▶ [Instructions to follow] Identify and copy all lines of the material where the string "Ростовской" is found.

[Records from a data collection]
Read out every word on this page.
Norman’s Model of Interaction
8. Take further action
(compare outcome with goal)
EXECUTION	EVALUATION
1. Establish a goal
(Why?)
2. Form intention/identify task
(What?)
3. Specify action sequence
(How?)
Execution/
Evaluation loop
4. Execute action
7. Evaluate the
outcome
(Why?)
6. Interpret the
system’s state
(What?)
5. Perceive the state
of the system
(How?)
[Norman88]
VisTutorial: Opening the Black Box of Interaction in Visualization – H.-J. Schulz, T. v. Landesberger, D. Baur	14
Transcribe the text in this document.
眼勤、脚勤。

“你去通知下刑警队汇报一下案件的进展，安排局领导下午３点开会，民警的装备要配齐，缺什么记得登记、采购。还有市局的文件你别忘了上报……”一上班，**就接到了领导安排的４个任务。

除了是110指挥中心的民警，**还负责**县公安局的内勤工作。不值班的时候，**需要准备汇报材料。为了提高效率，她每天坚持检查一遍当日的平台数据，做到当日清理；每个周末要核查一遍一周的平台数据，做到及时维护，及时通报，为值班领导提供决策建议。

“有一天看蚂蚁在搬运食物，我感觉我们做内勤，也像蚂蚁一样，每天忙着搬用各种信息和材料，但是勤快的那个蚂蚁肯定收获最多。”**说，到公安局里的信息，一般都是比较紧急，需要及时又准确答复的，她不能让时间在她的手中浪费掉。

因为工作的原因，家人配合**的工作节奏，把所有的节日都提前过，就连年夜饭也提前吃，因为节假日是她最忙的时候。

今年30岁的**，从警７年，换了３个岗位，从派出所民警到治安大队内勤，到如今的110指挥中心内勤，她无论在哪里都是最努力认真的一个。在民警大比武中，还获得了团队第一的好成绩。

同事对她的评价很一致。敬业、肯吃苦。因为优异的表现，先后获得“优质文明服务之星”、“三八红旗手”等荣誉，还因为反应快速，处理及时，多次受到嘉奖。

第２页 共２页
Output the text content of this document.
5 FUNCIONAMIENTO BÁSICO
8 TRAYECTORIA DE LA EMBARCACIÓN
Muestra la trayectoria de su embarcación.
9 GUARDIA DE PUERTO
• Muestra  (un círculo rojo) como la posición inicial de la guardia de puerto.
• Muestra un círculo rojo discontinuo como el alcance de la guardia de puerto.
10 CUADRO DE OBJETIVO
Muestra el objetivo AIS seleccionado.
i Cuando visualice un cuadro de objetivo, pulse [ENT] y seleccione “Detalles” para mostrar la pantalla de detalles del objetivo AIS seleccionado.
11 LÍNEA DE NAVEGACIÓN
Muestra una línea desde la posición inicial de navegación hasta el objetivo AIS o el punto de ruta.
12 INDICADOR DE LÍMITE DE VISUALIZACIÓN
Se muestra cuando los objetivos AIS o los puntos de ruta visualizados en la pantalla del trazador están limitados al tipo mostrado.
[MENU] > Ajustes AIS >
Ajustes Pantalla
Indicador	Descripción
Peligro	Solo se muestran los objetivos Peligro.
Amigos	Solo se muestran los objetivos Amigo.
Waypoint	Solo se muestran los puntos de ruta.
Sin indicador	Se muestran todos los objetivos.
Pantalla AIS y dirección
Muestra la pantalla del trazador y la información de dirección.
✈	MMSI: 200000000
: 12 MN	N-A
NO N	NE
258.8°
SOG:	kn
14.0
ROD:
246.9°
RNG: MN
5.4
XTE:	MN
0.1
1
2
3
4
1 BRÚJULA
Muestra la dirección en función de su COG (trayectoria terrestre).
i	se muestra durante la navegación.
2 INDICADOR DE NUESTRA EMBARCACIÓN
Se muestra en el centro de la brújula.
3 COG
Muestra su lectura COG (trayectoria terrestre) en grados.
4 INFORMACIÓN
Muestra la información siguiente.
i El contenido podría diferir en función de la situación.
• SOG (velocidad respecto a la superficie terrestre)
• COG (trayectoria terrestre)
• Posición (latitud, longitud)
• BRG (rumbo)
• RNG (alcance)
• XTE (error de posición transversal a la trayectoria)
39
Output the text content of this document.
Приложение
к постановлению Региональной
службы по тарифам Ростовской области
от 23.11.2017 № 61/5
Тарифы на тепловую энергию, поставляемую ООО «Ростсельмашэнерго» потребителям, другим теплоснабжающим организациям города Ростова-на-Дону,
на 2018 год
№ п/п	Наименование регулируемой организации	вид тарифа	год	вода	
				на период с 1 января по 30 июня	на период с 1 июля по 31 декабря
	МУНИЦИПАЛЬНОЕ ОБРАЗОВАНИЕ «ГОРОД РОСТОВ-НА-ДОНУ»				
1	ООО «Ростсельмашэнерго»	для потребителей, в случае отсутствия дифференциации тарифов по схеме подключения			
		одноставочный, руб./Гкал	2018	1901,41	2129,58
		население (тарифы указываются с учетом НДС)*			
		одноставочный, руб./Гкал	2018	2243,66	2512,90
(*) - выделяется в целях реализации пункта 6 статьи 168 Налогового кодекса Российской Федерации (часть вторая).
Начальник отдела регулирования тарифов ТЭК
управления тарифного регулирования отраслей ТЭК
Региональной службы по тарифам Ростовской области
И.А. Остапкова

▶ [Answer to this task]
службы по тарифам Ростовской области
Региональной службы по тарифам Ростовской области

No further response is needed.